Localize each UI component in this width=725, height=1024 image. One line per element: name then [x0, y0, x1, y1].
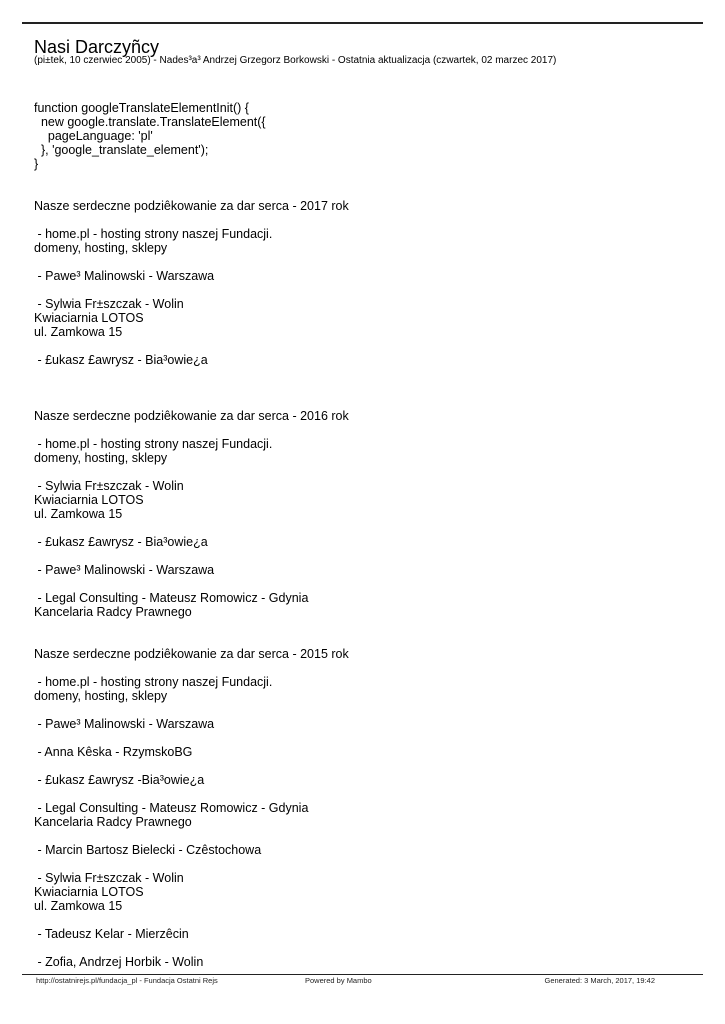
donor-entry	[34, 927, 694, 941]
code-line: }	[34, 157, 39, 171]
donor-line: - £ukasz £awrysz - Bia³owie¿a	[34, 353, 208, 367]
section-heading: Nasze serdeczne podziêkowanie za dar serca - 2016 rok	[34, 409, 349, 423]
donor-entry	[34, 871, 694, 913]
donor-entry	[34, 297, 694, 339]
donor-section	[34, 409, 694, 647]
donor-entry	[34, 227, 694, 255]
donor-line: ul. Zamkowa 15	[34, 507, 123, 521]
donor-entry	[34, 437, 694, 465]
donor-entry	[34, 563, 694, 577]
donor-line: - Legal Consulting - Mateusz Romowicz - Gdynia	[34, 591, 309, 605]
donor-line: - home.pl - hosting strony naszej Fundacji.	[34, 227, 273, 241]
donor-entry	[34, 717, 694, 731]
donor-line: - home.pl - hosting strony naszej Fundacji.	[34, 675, 273, 689]
donor-line: domeny, hosting, sklepy	[34, 689, 168, 703]
donor-line: - Pawe³ Malinowski - Warszawa	[34, 717, 215, 731]
code-line: }, 'google_translate_element');	[34, 143, 209, 157]
donor-line: - Sylwia Fr±szczak - Wolin	[34, 871, 184, 885]
donor-line: - Sylwia Fr±szczak - Wolin	[34, 479, 184, 493]
donor-line: Kwiaciarnia LOTOS	[34, 493, 144, 507]
donor-entry	[34, 773, 694, 787]
donor-line: - Marcin Bartosz Bielecki - Czêstochowa	[34, 843, 262, 857]
code-line: pageLanguage: 'pl'	[34, 129, 153, 143]
top-rule	[22, 22, 703, 24]
donor-entry	[34, 843, 694, 857]
donor-line: Kancelaria Radcy Prawnego	[34, 605, 192, 619]
footer-url: http://ostatnirejs.pl/fundacja_pl - Fundacja Ostatni Rejs	[36, 976, 218, 985]
donor-line: - Legal Consulting - Mateusz Romowicz - Gdynia	[34, 801, 309, 815]
donor-line: - £ukasz £awrysz - Bia³owie¿a	[34, 535, 208, 549]
donor-line: - Pawe³ Malinowski - Warszawa	[34, 563, 215, 577]
donor-entry	[34, 955, 694, 969]
code-line: function googleTranslateElementInit() {	[34, 101, 249, 115]
section-heading: Nasze serdeczne podziêkowanie za dar serca - 2015 rok	[34, 647, 349, 661]
donor-entry	[34, 745, 694, 759]
code-block	[34, 101, 694, 171]
donor-line: domeny, hosting, sklepy	[34, 451, 168, 465]
donor-line: - Anna Kêska - RzymskoBG	[34, 745, 193, 759]
donor-line: domeny, hosting, sklepy	[34, 241, 168, 255]
donor-line: Kancelaria Radcy Prawnego	[34, 815, 192, 829]
article-body	[34, 101, 694, 983]
donor-entry	[34, 801, 694, 829]
donor-section	[34, 647, 694, 983]
donor-line: Kwiaciarnia LOTOS	[34, 311, 144, 325]
donor-entry	[34, 269, 694, 283]
donor-sections	[34, 199, 694, 983]
footer-generated: Generated: 3 March, 2017, 19:42	[544, 976, 655, 985]
donor-line: - Zofia, Andrzej Horbik - Wolin	[34, 955, 204, 969]
page-title: Nasi Darczyñcy	[34, 37, 160, 57]
donor-entry	[34, 675, 694, 703]
footer-powered-by: Powered by Mambo	[305, 976, 372, 985]
donor-line: ul. Zamkowa 15	[34, 899, 123, 913]
bottom-rule	[22, 974, 703, 975]
donor-entry	[34, 535, 694, 549]
donor-line: - Tadeusz Kelar - Mierzêcin	[34, 927, 189, 941]
donor-line: - Sylwia Fr±szczak - Wolin	[34, 297, 184, 311]
donor-line: - home.pl - hosting strony naszej Fundacji.	[34, 437, 273, 451]
code-line: new google.translate.TranslateElement({	[34, 115, 266, 129]
donor-section	[34, 199, 694, 409]
article-meta: (pi±tek, 10 czerwiec 2005) - Nades³a³ Andrzej Grzegorz Borkowski - Ostatnia aktualizacja (czwartek, 02 marzec 2017)	[34, 55, 557, 66]
donor-line: - Pawe³ Malinowski - Warszawa	[34, 269, 215, 283]
donor-entry	[34, 479, 694, 521]
donor-line: - £ukasz £awrysz -Bia³owie¿a	[34, 773, 205, 787]
donor-line: ul. Zamkowa 15	[34, 325, 123, 339]
donor-entry	[34, 591, 694, 619]
section-heading: Nasze serdeczne podziêkowanie za dar serca - 2017 rok	[34, 199, 349, 213]
donor-entry	[34, 353, 694, 367]
donor-line: Kwiaciarnia LOTOS	[34, 885, 144, 899]
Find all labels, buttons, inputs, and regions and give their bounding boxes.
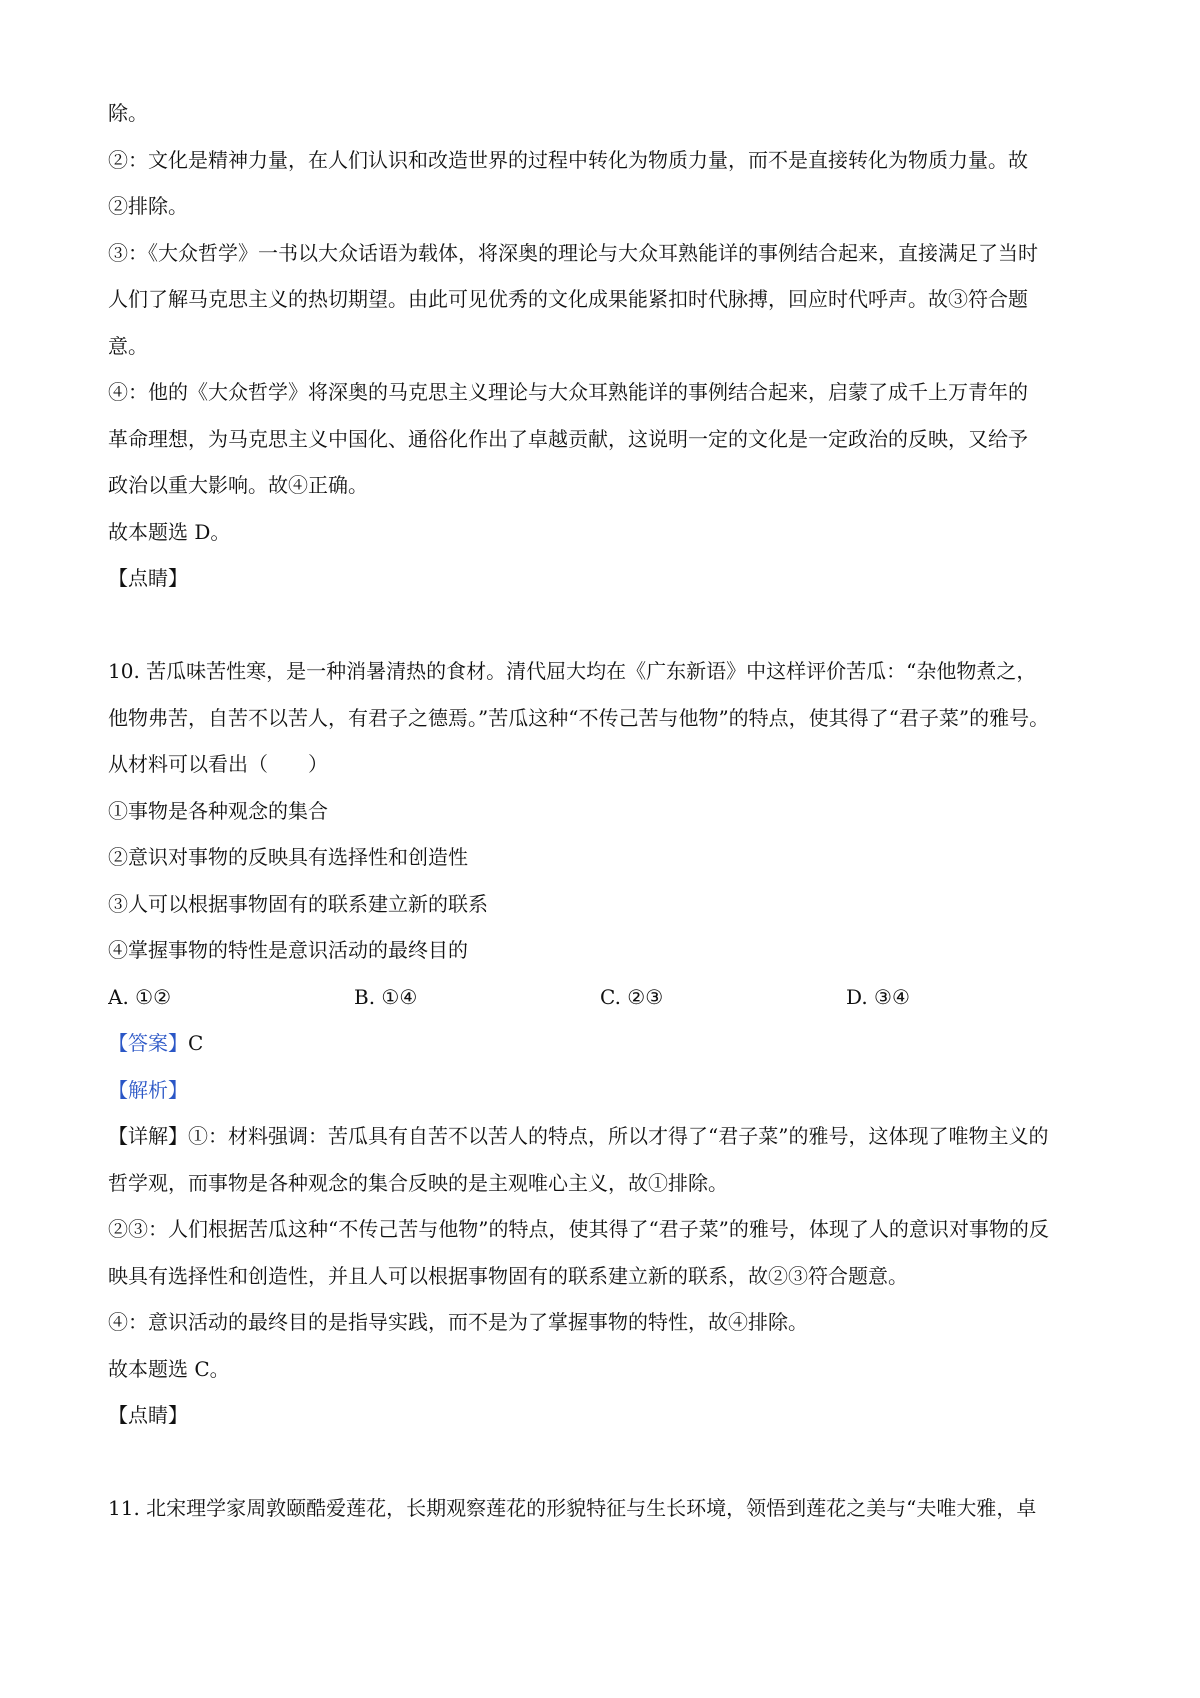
text-line: 故本题选 C。	[108, 1356, 230, 1381]
option-c: C. ②③	[600, 984, 664, 1009]
text-line: 除。	[108, 101, 148, 125]
blank-line	[108, 1439, 1102, 1486]
answer-value: C	[188, 1031, 204, 1055]
text-line: ②：文化是精神力量，在人们认识和改造世界的过程中转化为物质力量，而不是直接转化为物质力量。故	[108, 147, 1028, 172]
text-line: 【详解】①：材料强调：苦瓜具有自苦不以苦人的特点，所以才得了“君子菜”的雅号，这体现了唯物主义的	[108, 1124, 1049, 1148]
answer-options	[108, 974, 1102, 1021]
text-line: 10. 苦瓜味苦性寒，是一种消暑清热的食材。清代屈大均在《广东新语》中这样评价苦瓜：“杂他物煮之，	[108, 659, 1037, 683]
option-b: B. ①④	[354, 984, 418, 1009]
text-line: 革命理想，为马克思主义中国化、通俗化作出了卓越贡献，这说明一定的文化是一定政治的反映，又给予	[108, 426, 1028, 451]
text-line: 映具有选择性和创造性，并且人可以根据事物固有的联系建立新的联系，故②③符合题意。	[108, 1263, 908, 1288]
text-line: 故本题选 D。	[108, 519, 231, 544]
text-line: 【点睛】	[108, 566, 188, 590]
option-d: D. ③④	[846, 984, 910, 1009]
text-line: 他物弗苦，自苦不以苦人，有君子之德焉。”苦瓜这种“不传己苦与他物”的特点，使其得了“君子菜”的雅号。	[108, 705, 1050, 730]
text-line: ②排除。	[108, 194, 188, 218]
analysis-tag: 【解析】	[108, 1077, 188, 1102]
text-line: ④：意识活动的最终目的是指导实践，而不是为了掌握事物的特性，故④排除。	[108, 1310, 808, 1334]
analysis-heading	[108, 1067, 1102, 1114]
answer-tag: 【答案】	[108, 1031, 188, 1055]
blank-line	[108, 602, 1102, 649]
text-line: 哲学观，而事物是各种观念的集合反映的是主观唯心主义，故①排除。	[108, 1170, 728, 1195]
text-line: ②③：人们根据苦瓜这种“不传己苦与他物”的特点，使其得了“君子菜”的雅号，体现了人的意识对事物的反	[108, 1217, 1049, 1241]
text-line: ①事物是各种观念的集合	[108, 798, 328, 823]
text-line: ②意识对事物的反映具有选择性和创造性	[108, 845, 468, 869]
text-line: ④掌握事物的特性是意识活动的最终目的	[108, 938, 468, 962]
text-line: ③人可以根据事物固有的联系建立新的联系	[108, 891, 488, 916]
option-a: A. ①②	[108, 984, 172, 1009]
text-line: 从材料可以看出（ ）	[108, 752, 328, 776]
text-line: 意。	[108, 333, 148, 358]
text-line: ④：他的《大众哲学》将深奥的马克思主义理论与大众耳熟能详的事例结合起来，启蒙了成千上万青年的	[108, 380, 1028, 404]
text-line: 人们了解马克思主义的热切期望。由此可见优秀的文化成果能紧扣时代脉搏，回应时代呼声。故③符合题	[108, 287, 1028, 311]
text-line: 【点睛】	[108, 1403, 188, 1427]
text-line: 政治以重大影响。故④正确。	[108, 473, 368, 497]
text-line: 11. 北宋理学家周敦颐酷爱莲花，长期观察莲花的形貌特征与生长环境，领悟到莲花之美与“夫唯大雅，卓	[108, 1496, 1037, 1520]
document-page	[108, 90, 1102, 1532]
text-line: ③：《大众哲学》一书以大众话语为载体，将深奥的理论与大众耳熟能详的事例结合起来，直接满足了当时	[108, 240, 1038, 265]
answer-line	[108, 1020, 1102, 1067]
○ ○ ○ ○ ○
- _OBJECTIVE_:
Reproduce, character for character, the record lines starting at the line that contains "1356, 230, 1381]" and ending at the line that contains "1031, 188, 1055]", with both of those lines included.

- _WRITTEN ANSWER_:
text-line: 故本题选 C。	[108, 1356, 230, 1381]
option-c: C. ②③	[600, 984, 664, 1009]
text-line: 除。	[108, 101, 148, 125]
blank-line	[108, 1439, 1102, 1486]
answer-value: C	[188, 1031, 204, 1055]
text-line: ②：文化是精神力量，在人们认识和改造世界的过程中转化为物质力量，而不是直接转化为物质力量。故	[108, 147, 1028, 172]
text-line: 【详解】①：材料强调：苦瓜具有自苦不以苦人的特点，所以才得了“君子菜”的雅号，这体现了唯物主义的	[108, 1124, 1049, 1148]
answer-options	[108, 974, 1102, 1021]
text-line: 10. 苦瓜味苦性寒，是一种消暑清热的食材。清代屈大均在《广东新语》中这样评价苦瓜：“杂他物煮之，	[108, 659, 1037, 683]
option-b: B. ①④	[354, 984, 418, 1009]
text-line: 革命理想，为马克思主义中国化、通俗化作出了卓越贡献，这说明一定的文化是一定政治的反映，又给予	[108, 426, 1028, 451]
text-line: 映具有选择性和创造性，并且人可以根据事物固有的联系建立新的联系，故②③符合题意。	[108, 1263, 908, 1288]
text-line: 故本题选 D。	[108, 519, 231, 544]
text-line: 【点睛】	[108, 566, 188, 590]
option-d: D. ③④	[846, 984, 910, 1009]
text-line: 他物弗苦，自苦不以苦人，有君子之德焉。”苦瓜这种“不传己苦与他物”的特点，使其得了“君子菜”的雅号。	[108, 705, 1050, 730]
text-line: ②排除。	[108, 194, 188, 218]
analysis-tag: 【解析】	[108, 1077, 188, 1102]
text-line: ④：意识活动的最终目的是指导实践，而不是为了掌握事物的特性，故④排除。	[108, 1310, 808, 1334]
analysis-heading	[108, 1067, 1102, 1114]
answer-tag: 【答案】	[108, 1031, 188, 1055]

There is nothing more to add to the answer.